## Your goal
Write the entries out again exactly as they stand, but without the pictures.
_ _ _ _
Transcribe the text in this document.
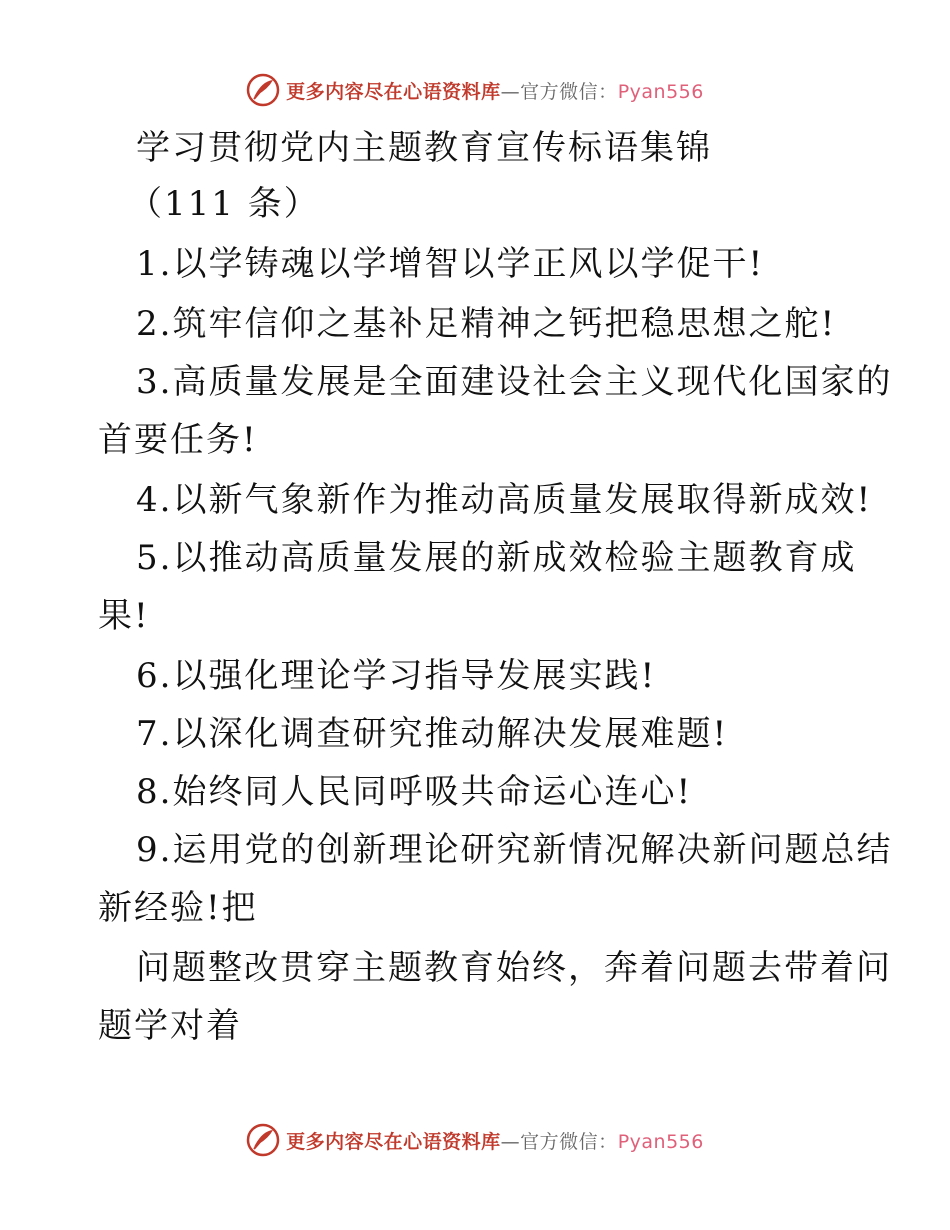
更多内容尽在心语资料库—官方微信：Pyan556
学习贯彻党内主题教育宣传标语集锦
（111 条）
1.以学铸魂以学增智以学正风以学促干!
2.筑牢信仰之基补足精神之钙把稳思想之舵!
3.高质量发展是全面建设社会主义现代化国家的
首要任务!
4.以新气象新作为推动高质量发展取得新成效!
5.以推动高质量发展的新成效检验主题教育成
果!
6.以强化理论学习指导发展实践!
7.以深化调查研究推动解决发展难题!
8.始终同人民同呼吸共命运心连心!
9.运用党的创新理论研究新情况解决新问题总结
新经验!把
问题整改贯穿主题教育始终，奔着问题去带着问
题学对着
更多内容尽在心语资料库—官方微信：Pyan556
_ _ _ _
## Response
Transcribe the text in this document.
更多内容尽在心语资料库—官方微信：Pyan556
学习贯彻党内主题教育宣传标语集锦
（111 条）
1.以学铸魂以学增智以学正风以学促干!
2.筑牢信仰之基补足精神之钙把稳思想之舵!
3.高质量发展是全面建设社会主义现代化国家的
首要任务!
4.以新气象新作为推动高质量发展取得新成效!
5.以推动高质量发展的新成效检验主题教育成
果!
6.以强化理论学习指导发展实践!
7.以深化调查研究推动解决发展难题!
8.始终同人民同呼吸共命运心连心!
9.运用党的创新理论研究新情况解决新问题总结
新经验!把
问题整改贯穿主题教育始终，奔着问题去带着问
题学对着
更多内容尽在心语资料库—官方微信：Pyan556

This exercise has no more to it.